SHORT PROBLEM: Extract and list every line that contains the word "active".

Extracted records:

"""

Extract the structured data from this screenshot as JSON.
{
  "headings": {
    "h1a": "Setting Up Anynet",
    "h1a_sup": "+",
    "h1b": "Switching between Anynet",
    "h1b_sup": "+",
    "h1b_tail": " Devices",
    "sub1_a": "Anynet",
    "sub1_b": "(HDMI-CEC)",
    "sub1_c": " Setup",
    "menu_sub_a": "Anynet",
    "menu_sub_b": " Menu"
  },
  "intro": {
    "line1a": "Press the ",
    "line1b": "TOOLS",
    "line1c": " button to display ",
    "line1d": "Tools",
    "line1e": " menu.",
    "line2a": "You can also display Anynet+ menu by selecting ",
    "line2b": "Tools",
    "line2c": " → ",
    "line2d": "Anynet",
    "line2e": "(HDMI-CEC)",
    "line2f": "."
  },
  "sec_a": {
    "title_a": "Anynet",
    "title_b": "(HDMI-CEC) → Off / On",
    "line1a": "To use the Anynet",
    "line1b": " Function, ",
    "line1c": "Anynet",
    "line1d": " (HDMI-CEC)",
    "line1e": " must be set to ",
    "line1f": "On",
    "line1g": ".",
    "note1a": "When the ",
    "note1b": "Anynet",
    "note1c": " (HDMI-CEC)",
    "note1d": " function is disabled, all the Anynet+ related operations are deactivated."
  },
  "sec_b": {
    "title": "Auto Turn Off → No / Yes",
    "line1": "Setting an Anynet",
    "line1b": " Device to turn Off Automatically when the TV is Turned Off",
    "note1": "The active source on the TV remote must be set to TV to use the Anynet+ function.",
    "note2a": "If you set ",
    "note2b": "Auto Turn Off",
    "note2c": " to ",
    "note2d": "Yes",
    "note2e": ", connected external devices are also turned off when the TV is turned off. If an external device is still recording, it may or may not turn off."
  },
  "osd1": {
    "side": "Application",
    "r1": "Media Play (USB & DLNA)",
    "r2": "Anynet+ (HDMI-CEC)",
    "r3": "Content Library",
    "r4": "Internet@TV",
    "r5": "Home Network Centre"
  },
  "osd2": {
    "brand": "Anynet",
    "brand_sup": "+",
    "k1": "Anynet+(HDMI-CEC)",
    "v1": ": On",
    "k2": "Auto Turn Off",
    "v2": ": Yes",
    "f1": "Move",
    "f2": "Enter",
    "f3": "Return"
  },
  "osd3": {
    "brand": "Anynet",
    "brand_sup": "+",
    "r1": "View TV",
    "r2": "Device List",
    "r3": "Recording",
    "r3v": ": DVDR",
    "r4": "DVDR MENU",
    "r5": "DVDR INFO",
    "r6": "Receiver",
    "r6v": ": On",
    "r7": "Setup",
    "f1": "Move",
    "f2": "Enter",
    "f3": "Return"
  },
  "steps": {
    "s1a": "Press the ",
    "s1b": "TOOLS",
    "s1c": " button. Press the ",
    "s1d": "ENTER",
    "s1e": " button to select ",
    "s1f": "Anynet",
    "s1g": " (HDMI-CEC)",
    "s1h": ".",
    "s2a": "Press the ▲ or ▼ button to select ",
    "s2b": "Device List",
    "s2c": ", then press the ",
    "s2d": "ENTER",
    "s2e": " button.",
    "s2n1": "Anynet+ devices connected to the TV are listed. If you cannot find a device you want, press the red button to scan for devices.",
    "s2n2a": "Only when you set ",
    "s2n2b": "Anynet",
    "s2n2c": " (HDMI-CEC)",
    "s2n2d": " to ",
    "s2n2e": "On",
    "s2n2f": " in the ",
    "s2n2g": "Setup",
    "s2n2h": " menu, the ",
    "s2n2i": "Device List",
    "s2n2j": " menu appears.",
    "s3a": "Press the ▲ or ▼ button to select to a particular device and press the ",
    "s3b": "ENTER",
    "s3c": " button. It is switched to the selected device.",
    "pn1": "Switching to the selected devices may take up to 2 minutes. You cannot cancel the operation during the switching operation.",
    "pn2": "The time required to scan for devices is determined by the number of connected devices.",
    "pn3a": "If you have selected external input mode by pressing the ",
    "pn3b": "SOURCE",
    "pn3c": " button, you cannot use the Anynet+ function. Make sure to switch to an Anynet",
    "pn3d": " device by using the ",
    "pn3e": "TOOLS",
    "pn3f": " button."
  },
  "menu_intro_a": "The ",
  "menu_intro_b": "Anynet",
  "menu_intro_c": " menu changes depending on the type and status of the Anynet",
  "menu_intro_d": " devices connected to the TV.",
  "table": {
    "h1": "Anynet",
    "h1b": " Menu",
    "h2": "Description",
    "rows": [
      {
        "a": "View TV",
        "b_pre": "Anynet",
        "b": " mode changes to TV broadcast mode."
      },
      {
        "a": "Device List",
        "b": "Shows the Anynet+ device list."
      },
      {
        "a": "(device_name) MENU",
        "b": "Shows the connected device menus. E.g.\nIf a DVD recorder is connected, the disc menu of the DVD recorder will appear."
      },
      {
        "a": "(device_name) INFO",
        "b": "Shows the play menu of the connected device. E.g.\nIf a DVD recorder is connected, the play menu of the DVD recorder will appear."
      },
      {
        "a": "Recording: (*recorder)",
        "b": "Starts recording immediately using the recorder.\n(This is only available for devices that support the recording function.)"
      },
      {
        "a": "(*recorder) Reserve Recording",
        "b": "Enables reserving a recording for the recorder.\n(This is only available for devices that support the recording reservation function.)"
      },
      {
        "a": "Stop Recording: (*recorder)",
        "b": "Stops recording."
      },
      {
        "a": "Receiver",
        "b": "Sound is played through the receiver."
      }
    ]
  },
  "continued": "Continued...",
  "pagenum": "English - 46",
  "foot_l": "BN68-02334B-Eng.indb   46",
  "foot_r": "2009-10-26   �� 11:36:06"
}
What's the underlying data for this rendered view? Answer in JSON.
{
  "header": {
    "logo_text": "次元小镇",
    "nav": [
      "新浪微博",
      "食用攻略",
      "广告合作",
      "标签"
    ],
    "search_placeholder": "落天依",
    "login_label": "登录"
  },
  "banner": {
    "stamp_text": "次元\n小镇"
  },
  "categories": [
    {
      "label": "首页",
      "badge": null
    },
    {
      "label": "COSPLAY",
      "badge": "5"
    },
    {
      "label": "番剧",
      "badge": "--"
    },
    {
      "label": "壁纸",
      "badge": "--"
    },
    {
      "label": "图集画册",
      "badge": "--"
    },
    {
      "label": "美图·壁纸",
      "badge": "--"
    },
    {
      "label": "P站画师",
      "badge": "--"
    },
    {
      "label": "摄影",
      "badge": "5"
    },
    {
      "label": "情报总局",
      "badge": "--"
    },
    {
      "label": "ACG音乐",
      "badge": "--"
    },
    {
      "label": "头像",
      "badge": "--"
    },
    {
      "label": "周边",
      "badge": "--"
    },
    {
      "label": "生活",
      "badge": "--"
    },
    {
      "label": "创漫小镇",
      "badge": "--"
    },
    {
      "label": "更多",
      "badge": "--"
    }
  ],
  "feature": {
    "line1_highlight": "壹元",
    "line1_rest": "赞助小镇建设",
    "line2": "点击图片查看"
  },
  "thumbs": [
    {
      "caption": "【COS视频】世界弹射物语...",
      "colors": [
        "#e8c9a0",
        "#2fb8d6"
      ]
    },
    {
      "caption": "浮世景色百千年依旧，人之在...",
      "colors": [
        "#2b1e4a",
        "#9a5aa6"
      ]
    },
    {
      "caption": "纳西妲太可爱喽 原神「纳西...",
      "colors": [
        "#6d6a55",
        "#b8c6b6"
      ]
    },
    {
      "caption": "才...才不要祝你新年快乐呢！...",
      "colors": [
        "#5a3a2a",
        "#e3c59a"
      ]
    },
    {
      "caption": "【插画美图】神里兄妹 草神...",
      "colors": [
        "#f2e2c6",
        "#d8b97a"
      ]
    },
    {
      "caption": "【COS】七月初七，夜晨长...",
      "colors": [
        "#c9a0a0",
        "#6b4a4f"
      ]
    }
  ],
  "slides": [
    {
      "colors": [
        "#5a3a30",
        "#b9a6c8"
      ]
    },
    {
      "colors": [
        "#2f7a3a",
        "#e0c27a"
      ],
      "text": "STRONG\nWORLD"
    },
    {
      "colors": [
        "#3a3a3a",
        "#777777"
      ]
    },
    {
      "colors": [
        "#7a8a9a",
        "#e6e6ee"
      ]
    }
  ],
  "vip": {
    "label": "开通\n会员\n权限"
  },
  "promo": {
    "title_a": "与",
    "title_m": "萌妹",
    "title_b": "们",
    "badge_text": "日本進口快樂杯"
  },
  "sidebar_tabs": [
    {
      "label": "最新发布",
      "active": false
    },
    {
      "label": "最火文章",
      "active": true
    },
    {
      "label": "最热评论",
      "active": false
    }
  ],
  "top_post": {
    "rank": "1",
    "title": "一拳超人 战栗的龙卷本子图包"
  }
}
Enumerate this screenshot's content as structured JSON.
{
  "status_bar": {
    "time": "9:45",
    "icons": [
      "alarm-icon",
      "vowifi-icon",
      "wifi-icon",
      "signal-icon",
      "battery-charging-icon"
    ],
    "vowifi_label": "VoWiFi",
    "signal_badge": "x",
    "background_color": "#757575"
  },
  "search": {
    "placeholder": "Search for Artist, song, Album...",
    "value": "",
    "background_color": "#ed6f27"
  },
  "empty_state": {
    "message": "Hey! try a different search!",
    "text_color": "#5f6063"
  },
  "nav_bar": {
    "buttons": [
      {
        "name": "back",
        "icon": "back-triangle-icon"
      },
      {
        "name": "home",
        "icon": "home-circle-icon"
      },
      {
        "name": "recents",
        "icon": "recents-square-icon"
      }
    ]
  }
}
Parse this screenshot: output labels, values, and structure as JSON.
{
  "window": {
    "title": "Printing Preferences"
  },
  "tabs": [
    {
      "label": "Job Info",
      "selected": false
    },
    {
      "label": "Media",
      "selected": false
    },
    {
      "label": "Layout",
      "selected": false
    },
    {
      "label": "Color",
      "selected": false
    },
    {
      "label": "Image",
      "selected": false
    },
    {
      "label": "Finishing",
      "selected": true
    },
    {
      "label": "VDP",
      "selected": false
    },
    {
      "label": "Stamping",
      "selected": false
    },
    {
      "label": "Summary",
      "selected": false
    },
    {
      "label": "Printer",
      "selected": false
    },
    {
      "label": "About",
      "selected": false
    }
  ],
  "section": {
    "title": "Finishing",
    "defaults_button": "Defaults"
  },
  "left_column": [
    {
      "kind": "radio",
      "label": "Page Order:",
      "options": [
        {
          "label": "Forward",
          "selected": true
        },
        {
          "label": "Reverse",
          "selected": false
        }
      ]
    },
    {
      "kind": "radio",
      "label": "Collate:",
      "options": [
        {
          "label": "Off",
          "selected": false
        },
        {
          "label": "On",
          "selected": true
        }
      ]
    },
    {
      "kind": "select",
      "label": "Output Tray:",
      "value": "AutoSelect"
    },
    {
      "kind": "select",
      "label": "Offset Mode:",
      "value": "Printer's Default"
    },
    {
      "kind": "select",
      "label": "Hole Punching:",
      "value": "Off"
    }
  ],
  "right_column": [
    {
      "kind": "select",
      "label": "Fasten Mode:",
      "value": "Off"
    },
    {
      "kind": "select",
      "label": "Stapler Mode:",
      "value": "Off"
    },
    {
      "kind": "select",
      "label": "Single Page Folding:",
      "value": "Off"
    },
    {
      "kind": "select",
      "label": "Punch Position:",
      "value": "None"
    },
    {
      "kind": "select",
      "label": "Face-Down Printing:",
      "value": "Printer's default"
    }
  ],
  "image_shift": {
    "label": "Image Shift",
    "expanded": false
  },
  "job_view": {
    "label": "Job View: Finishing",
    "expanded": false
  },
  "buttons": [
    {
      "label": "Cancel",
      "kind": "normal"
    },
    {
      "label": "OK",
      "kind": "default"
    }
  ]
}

"""

THE RESULT:
    "note1": "The active source on the TV remote must be set to TV to use the Anynet+ function.",
      "active": false
      "active": true
      "active": false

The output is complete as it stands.